▶ **PROVIDED MATERIAL**:
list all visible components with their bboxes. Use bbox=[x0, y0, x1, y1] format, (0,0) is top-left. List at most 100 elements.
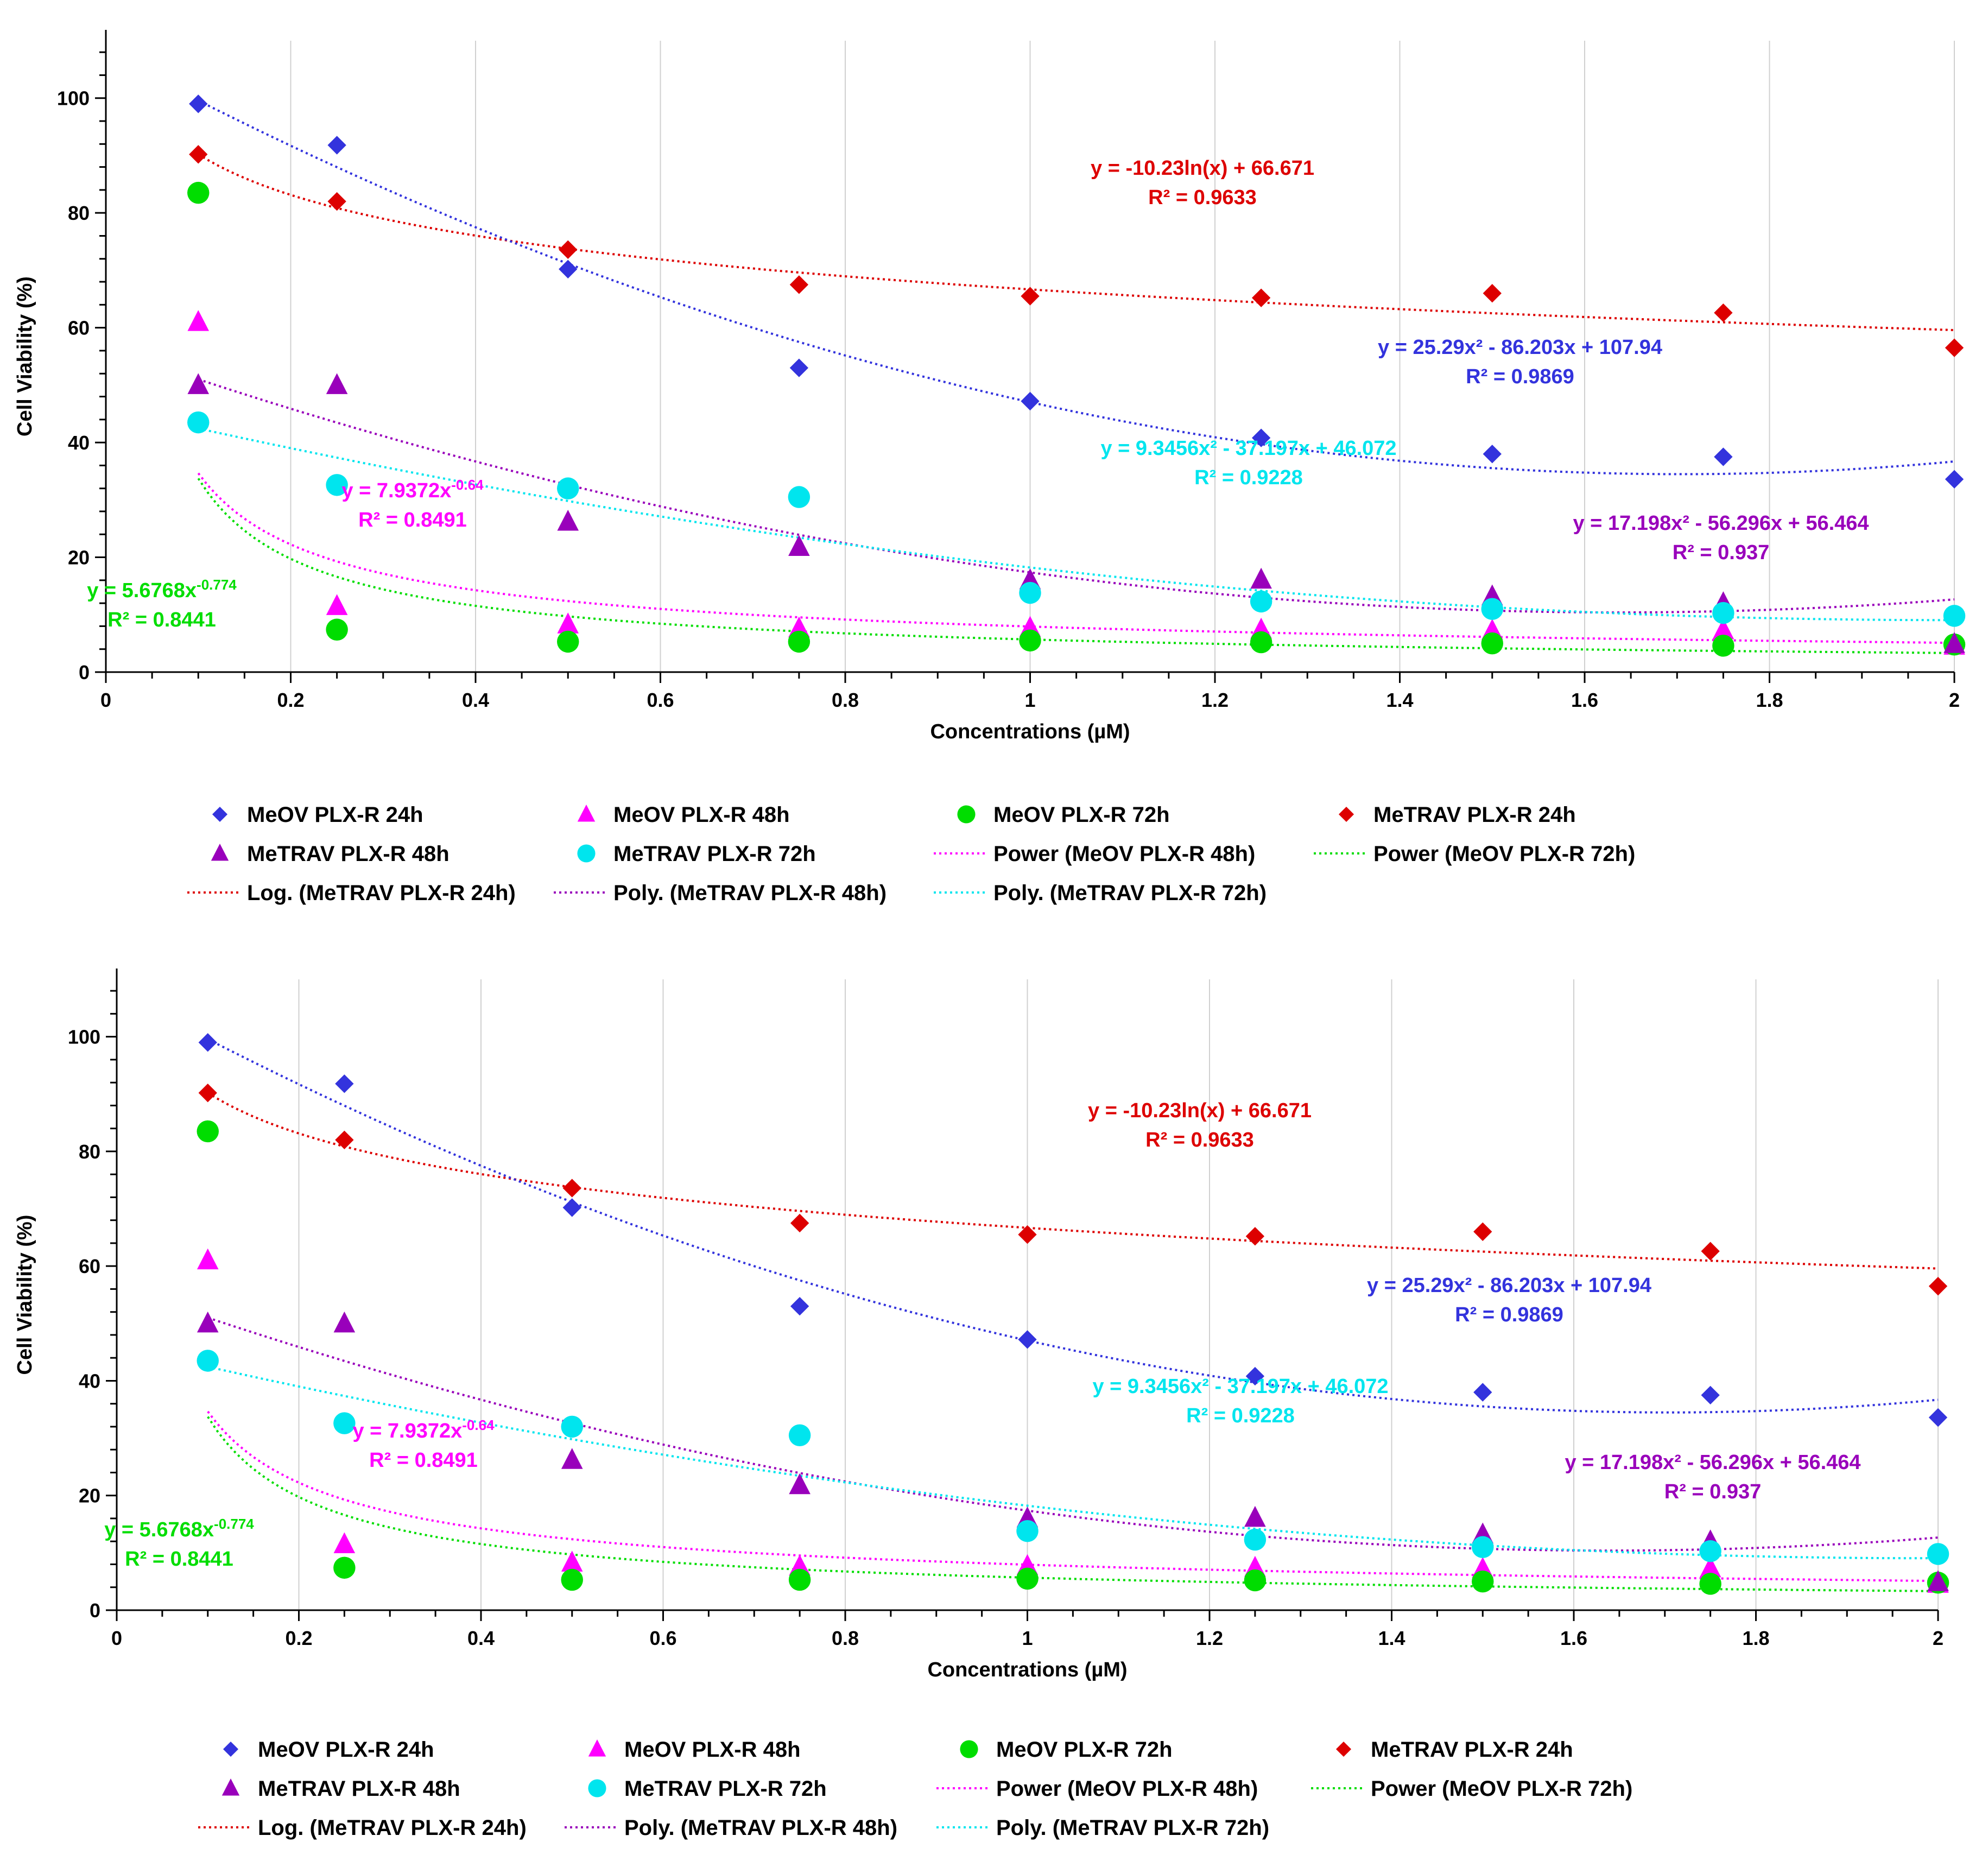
data-point bbox=[189, 145, 208, 164]
data-point bbox=[187, 181, 210, 204]
legend-label: MeOV PLX-R 72h bbox=[996, 1738, 1173, 1762]
trendline-equation: y = -10.23ln(x) + 66.671 bbox=[1091, 157, 1314, 180]
data-point bbox=[326, 373, 348, 394]
trendline-r2: R² = 0.8441 bbox=[125, 1548, 233, 1571]
data-point bbox=[335, 1130, 354, 1149]
data-point bbox=[326, 594, 348, 615]
series-metrav-plx-r-72h bbox=[187, 411, 1966, 627]
legend: MeOV PLX-R 24h MeOV PLX-R 48h MeOV PLX-R 7… bbox=[198, 1738, 1632, 1840]
legend: MeOV PLX-R 24h MeOV PLX-R 48h MeOV PLX-R 7… bbox=[187, 803, 1635, 905]
trendline-equation: y = -10.23ln(x) + 66.671 bbox=[1088, 1099, 1312, 1122]
trendline-r2: R² = 0.8491 bbox=[369, 1449, 478, 1472]
data-point bbox=[1701, 1385, 1720, 1405]
series-metrav-plx-r-24h bbox=[189, 145, 1964, 357]
trendline-r2: R² = 0.8441 bbox=[107, 609, 216, 631]
legend-label: MeOV PLX-R 24h bbox=[258, 1738, 434, 1762]
data-point bbox=[1016, 1567, 1039, 1590]
data-point bbox=[1927, 1570, 1949, 1591]
x-tick-label: 1.4 bbox=[1378, 1627, 1405, 1649]
x-tick-label: 1.6 bbox=[1571, 689, 1598, 711]
legend-label: MeTRAV PLX-R 72h bbox=[613, 842, 816, 866]
trendline-equation: y = 17.198x² - 56.296x + 56.464 bbox=[1573, 512, 1869, 535]
y-tick-label: 40 bbox=[68, 432, 90, 454]
data-point bbox=[789, 358, 809, 377]
x-tick-label: 1.2 bbox=[1201, 689, 1229, 711]
legend-label: Poly. (MeTRAV PLX-R 72h) bbox=[993, 881, 1267, 905]
x-tick-label: 1.2 bbox=[1196, 1627, 1223, 1649]
y-tick-label: 80 bbox=[68, 202, 90, 224]
data-point bbox=[1244, 1528, 1267, 1551]
data-point bbox=[1473, 1383, 1492, 1402]
data-point bbox=[1245, 1227, 1265, 1246]
trendline-equation: y = 9.3456x² - 37.197x + 46.072 bbox=[1092, 1375, 1388, 1398]
data-point bbox=[561, 1415, 583, 1438]
data-point bbox=[562, 1198, 581, 1217]
data-point bbox=[561, 1568, 583, 1591]
data-point bbox=[1250, 567, 1272, 589]
chart-top: 0 20 40 60 80 100 0 0.2 0.4 0.6 0.8 1 1.2 1.4 1.6 1.8 2 C… bbox=[14, 30, 1966, 905]
data-point bbox=[1244, 1569, 1267, 1592]
y-tick-label: 60 bbox=[68, 317, 90, 339]
data-point bbox=[790, 1213, 809, 1233]
data-point bbox=[788, 1424, 811, 1447]
data-point bbox=[1244, 1505, 1266, 1527]
legend-label: MeTRAV PLX-R 24h bbox=[1371, 1738, 1573, 1762]
legend-label: MeOV PLX-R 24h bbox=[247, 803, 423, 827]
legend-marker bbox=[223, 1741, 239, 1757]
trendline bbox=[207, 1092, 1939, 1270]
data-point bbox=[1250, 631, 1272, 654]
data-point bbox=[1472, 1570, 1494, 1593]
trendline-equation: y = 17.198x² - 56.296x + 56.464 bbox=[1565, 1451, 1860, 1474]
data-point bbox=[561, 1550, 583, 1572]
x-tick-label: 0.8 bbox=[832, 1627, 859, 1649]
data-point bbox=[1945, 470, 1964, 489]
legend-label: MeTRAV PLX-R 48h bbox=[247, 842, 449, 866]
y-tick-label: 20 bbox=[68, 547, 90, 569]
data-point bbox=[327, 136, 346, 155]
gridlines bbox=[298, 979, 1939, 1610]
y-tick-label: 0 bbox=[79, 661, 90, 683]
y-tick-label: 40 bbox=[79, 1370, 100, 1392]
legend-label: Power (MeOV PLX-R 48h) bbox=[993, 842, 1255, 866]
legend-label: Poly. (MeTRAV PLX-R 48h) bbox=[624, 1816, 897, 1840]
data-point bbox=[1473, 1222, 1492, 1241]
data-point bbox=[788, 486, 811, 508]
trendline-equation: y = 7.9372x-0.64 bbox=[341, 477, 484, 502]
data-point bbox=[187, 411, 210, 434]
data-point bbox=[789, 1473, 811, 1495]
legend-label: MeTRAV PLX-R 48h bbox=[258, 1777, 460, 1801]
data-point bbox=[333, 1556, 356, 1579]
y-tick-label: 100 bbox=[57, 87, 90, 110]
trendline bbox=[198, 427, 1954, 622]
data-point bbox=[788, 535, 810, 556]
legend-marker bbox=[221, 1778, 240, 1796]
data-point bbox=[1016, 1520, 1039, 1542]
trendline-equation: y = 5.6768x-0.774 bbox=[87, 577, 237, 602]
x-tick-label: 2 bbox=[1949, 689, 1960, 711]
data-point bbox=[326, 474, 348, 496]
legend-marker bbox=[577, 844, 596, 863]
legend-label: MeTRAV PLX-R 24h bbox=[1373, 803, 1576, 827]
trendline-r2: R² = 0.9633 bbox=[1145, 1129, 1254, 1151]
trendline-equation: y = 25.29x² - 86.203x + 107.94 bbox=[1367, 1274, 1651, 1297]
data-point bbox=[1019, 629, 1041, 652]
series-metrav-plx-r-72h bbox=[197, 1350, 1949, 1565]
trendline-equation: y = 7.9372x-0.64 bbox=[352, 1417, 495, 1442]
series-metrav-plx-r-24h bbox=[198, 1084, 1948, 1296]
legend-label: Power (MeOV PLX-R 48h) bbox=[996, 1777, 1258, 1801]
legend-marker bbox=[960, 1740, 978, 1758]
y-tick-label: 60 bbox=[79, 1255, 100, 1277]
data-point bbox=[1472, 1536, 1494, 1559]
data-point bbox=[1712, 618, 1734, 640]
data-point bbox=[557, 509, 579, 531]
data-point bbox=[1483, 284, 1502, 303]
x-tick-label: 2 bbox=[1933, 1627, 1943, 1649]
series-meov-plx-r-72h bbox=[197, 1120, 1949, 1595]
data-point bbox=[197, 1311, 219, 1333]
trendline-r2: R² = 0.937 bbox=[1664, 1480, 1762, 1503]
trendline bbox=[198, 99, 1955, 476]
x-tick-label: 1 bbox=[1022, 1627, 1033, 1649]
data-point bbox=[1712, 635, 1734, 657]
legend-marker bbox=[957, 805, 976, 824]
data-point bbox=[557, 477, 579, 499]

▶ **GIVEN EXERCISE**: Rewrite every line of the records above as a numbered list, dropping blank lines and omitting the pictures.

▶ **CORRECT RESPONSE**:
1. list all visible components with their bboxes. Use bbox=[x0, y0, x1, y1] format, (0,0) is top-left. List at most 100 elements.
2. data-point bbox=[189, 145, 208, 164]
3. data-point bbox=[187, 181, 210, 204]
4. legend-label: MeOV PLX-R 72h bbox=[996, 1738, 1173, 1762]
5. trendline-equation: y = -10.23ln(x) + 66.671 bbox=[1091, 157, 1314, 180]
6. data-point bbox=[326, 373, 348, 394]
7. trendline-r2: R² = 0.8441 bbox=[125, 1548, 233, 1571]
8. data-point bbox=[335, 1130, 354, 1149]
9. data-point bbox=[326, 594, 348, 615]
10. series-metrav-plx-r-72h bbox=[187, 411, 1966, 627]
11. legend: MeOV PLX-R 24h MeOV PLX-R 48h MeOV PLX-R 7… bbox=[198, 1738, 1632, 1840]
12. legend: MeOV PLX-R 24h MeOV PLX-R 48h MeOV PLX-R 7… bbox=[187, 803, 1635, 905]
13. trendline-equation: y = -10.23ln(x) + 66.671 bbox=[1088, 1099, 1312, 1122]
14. trendline-r2: R² = 0.8491 bbox=[369, 1449, 478, 1472]
15. data-point bbox=[1701, 1385, 1720, 1405]
16. series-metrav-plx-r-24h bbox=[189, 145, 1964, 357]
17. trendline-r2: R² = 0.8441 bbox=[107, 609, 216, 631]
18. legend-label: MeOV PLX-R 24h bbox=[258, 1738, 434, 1762]
19. data-point bbox=[1016, 1567, 1039, 1590]
20. data-point bbox=[1927, 1570, 1949, 1591]
21. x-tick-label: 1.4 bbox=[1378, 1627, 1405, 1649]
22. x-tick-label: 1.6 bbox=[1571, 689, 1598, 711]
23. legend-label: MeTRAV PLX-R 72h bbox=[613, 842, 816, 866]
24. trendline-equation: y = 17.198x² - 56.296x + 56.464 bbox=[1573, 512, 1869, 535]
25. y-tick-label: 40 bbox=[68, 432, 90, 454]
26. data-point bbox=[789, 358, 809, 377]
27. x-tick-label: 1.2 bbox=[1201, 689, 1229, 711]
28. legend-label: Poly. (MeTRAV PLX-R 72h) bbox=[993, 881, 1267, 905]
29. x-tick-label: 1.2 bbox=[1196, 1627, 1223, 1649]
30. y-tick-label: 80 bbox=[68, 202, 90, 224]
31. data-point bbox=[1244, 1528, 1267, 1551]
32. data-point bbox=[1473, 1383, 1492, 1402]
33. data-point bbox=[1245, 1227, 1265, 1246]
34. trendline-equation: y = 9.3456x² - 37.197x + 46.072 bbox=[1092, 1375, 1388, 1398]
35. data-point bbox=[561, 1415, 583, 1438]
36. data-point bbox=[562, 1198, 581, 1217]
37. data-point bbox=[561, 1568, 583, 1591]
38. data-point bbox=[1250, 567, 1272, 589]
39. chart-top: 0 20 40 60 80 100 0 0.2 0.4 0.6 0.8 1 1.2 1.4 1.6 1.8 2 C… bbox=[14, 30, 1966, 905]
40. data-point bbox=[1244, 1569, 1267, 1592]
41. y-tick-label: 60 bbox=[68, 317, 90, 339]
42. data-point bbox=[790, 1213, 809, 1233]
43. data-point bbox=[788, 1424, 811, 1447]
44. data-point bbox=[1244, 1505, 1266, 1527]
45. legend-label: MeTRAV PLX-R 24h bbox=[1371, 1738, 1573, 1762]
46. legend-label: MeOV PLX-R 24h bbox=[247, 803, 423, 827]
47. legend-marker bbox=[223, 1741, 239, 1757]
48. trendline bbox=[207, 1092, 1939, 1270]
49. data-point bbox=[1250, 631, 1272, 654]
50. data-point bbox=[1472, 1570, 1494, 1593]
51. trendline-equation: y = 17.198x² - 56.296x + 56.464 bbox=[1565, 1451, 1860, 1474]
52. data-point bbox=[561, 1550, 583, 1572]
53. x-tick-label: 0.8 bbox=[832, 1627, 859, 1649]
54. data-point bbox=[1945, 470, 1964, 489]
55. legend-label: MeTRAV PLX-R 48h bbox=[247, 842, 449, 866]
56. y-tick-label: 20 bbox=[68, 547, 90, 569]
57. data-point bbox=[327, 136, 346, 155]
58. gridlines bbox=[298, 979, 1939, 1610]
59. y-tick-label: 0 bbox=[79, 661, 90, 683]
60. y-tick-label: 40 bbox=[79, 1370, 100, 1392]
61. legend-label: Power (MeOV PLX-R 48h) bbox=[993, 842, 1255, 866]
62. legend-label: Poly. (MeTRAV PLX-R 48h) bbox=[624, 1816, 897, 1840]
63. data-point bbox=[1473, 1222, 1492, 1241]
64. data-point bbox=[788, 486, 811, 508]
65. trendline-equation: y = 7.9372x-0.64 bbox=[341, 477, 484, 502]
66. data-point bbox=[187, 411, 210, 434]
67. data-point bbox=[789, 1473, 811, 1495]
68. legend-label: MeTRAV PLX-R 48h bbox=[258, 1777, 460, 1801]
69. data-point bbox=[333, 1556, 356, 1579]
70. y-tick-label: 100 bbox=[57, 87, 90, 110]
71. trendline bbox=[198, 427, 1954, 622]
72. data-point bbox=[788, 535, 810, 556]
73. legend-marker bbox=[221, 1778, 240, 1796]
74. data-point bbox=[1016, 1520, 1039, 1542]
75. trendline-equation: y = 5.6768x-0.774 bbox=[87, 577, 237, 602]
76. x-tick-label: 2 bbox=[1949, 689, 1960, 711]
77. data-point bbox=[326, 474, 348, 496]
78. legend-marker bbox=[577, 844, 596, 863]
79. legend-label: MeTRAV PLX-R 24h bbox=[1373, 803, 1576, 827]
80. trendline-r2: R² = 0.9633 bbox=[1145, 1129, 1254, 1151]
81. trendline-equation: y = 25.29x² - 86.203x + 107.94 bbox=[1367, 1274, 1651, 1297]
82. data-point bbox=[1019, 629, 1041, 652]
83. series-metrav-plx-r-72h bbox=[197, 1350, 1949, 1565]
84. trendline-equation: y = 7.9372x-0.64 bbox=[352, 1417, 495, 1442]
85. series-metrav-plx-r-24h bbox=[198, 1084, 1948, 1296]
86. legend-label: Power (MeOV PLX-R 48h) bbox=[996, 1777, 1258, 1801]
87. legend-marker bbox=[960, 1740, 978, 1758]
88. y-tick-label: 60 bbox=[79, 1255, 100, 1277]
89. data-point bbox=[1472, 1536, 1494, 1559]
90. data-point bbox=[1712, 618, 1734, 640]
91. data-point bbox=[557, 509, 579, 531]
92. data-point bbox=[1483, 284, 1502, 303]
93. x-tick-label: 2 bbox=[1933, 1627, 1943, 1649]
94. series-meov-plx-r-72h bbox=[197, 1120, 1949, 1595]
95. data-point bbox=[197, 1311, 219, 1333]
96. trendline-r2: R² = 0.937 bbox=[1664, 1480, 1762, 1503]
97. trendline bbox=[198, 99, 1955, 476]
98. x-tick-label: 1 bbox=[1022, 1627, 1033, 1649]
99. data-point bbox=[1712, 635, 1734, 657]
100. legend-marker bbox=[957, 805, 976, 824]
101. data-point bbox=[557, 477, 579, 499]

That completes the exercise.